## Task to complete:
Find the string "Read" in the entries and copy each line that has it.

## Dataset excerpt:
---------------
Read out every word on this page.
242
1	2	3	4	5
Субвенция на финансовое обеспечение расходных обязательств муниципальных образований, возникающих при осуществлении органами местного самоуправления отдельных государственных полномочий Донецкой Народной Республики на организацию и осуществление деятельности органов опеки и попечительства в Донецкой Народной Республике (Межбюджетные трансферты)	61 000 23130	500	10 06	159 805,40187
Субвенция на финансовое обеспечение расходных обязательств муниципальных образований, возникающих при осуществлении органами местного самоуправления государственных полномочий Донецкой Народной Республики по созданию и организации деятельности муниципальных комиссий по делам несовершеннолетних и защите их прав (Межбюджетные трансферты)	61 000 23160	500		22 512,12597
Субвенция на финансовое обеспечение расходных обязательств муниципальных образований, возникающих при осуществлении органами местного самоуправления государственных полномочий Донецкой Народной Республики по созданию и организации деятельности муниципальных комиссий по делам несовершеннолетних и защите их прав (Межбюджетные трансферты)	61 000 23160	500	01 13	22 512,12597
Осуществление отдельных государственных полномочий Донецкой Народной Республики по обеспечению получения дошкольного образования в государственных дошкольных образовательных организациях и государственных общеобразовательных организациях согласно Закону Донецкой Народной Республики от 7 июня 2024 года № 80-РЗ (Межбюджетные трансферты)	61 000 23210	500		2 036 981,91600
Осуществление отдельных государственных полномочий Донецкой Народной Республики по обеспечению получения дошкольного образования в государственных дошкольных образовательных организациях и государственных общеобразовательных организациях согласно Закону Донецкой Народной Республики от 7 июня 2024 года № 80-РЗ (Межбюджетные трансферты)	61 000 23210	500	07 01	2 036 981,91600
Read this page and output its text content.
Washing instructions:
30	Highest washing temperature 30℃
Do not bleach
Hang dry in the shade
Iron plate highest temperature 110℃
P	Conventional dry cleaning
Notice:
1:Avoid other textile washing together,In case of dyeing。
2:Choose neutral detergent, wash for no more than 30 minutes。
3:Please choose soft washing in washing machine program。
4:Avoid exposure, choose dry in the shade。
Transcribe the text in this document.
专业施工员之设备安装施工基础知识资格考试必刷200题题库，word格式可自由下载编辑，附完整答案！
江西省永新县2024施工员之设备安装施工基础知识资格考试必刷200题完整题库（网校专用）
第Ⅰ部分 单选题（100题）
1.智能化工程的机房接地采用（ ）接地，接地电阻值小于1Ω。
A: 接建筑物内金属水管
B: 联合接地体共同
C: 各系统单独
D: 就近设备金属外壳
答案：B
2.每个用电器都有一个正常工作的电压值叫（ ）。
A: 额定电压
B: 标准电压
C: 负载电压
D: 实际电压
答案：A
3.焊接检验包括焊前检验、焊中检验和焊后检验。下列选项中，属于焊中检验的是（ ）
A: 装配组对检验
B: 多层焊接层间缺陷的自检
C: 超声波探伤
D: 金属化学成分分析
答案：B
---------------
## Worked answer:
Read out every word on this page.
Read this page and output its text content.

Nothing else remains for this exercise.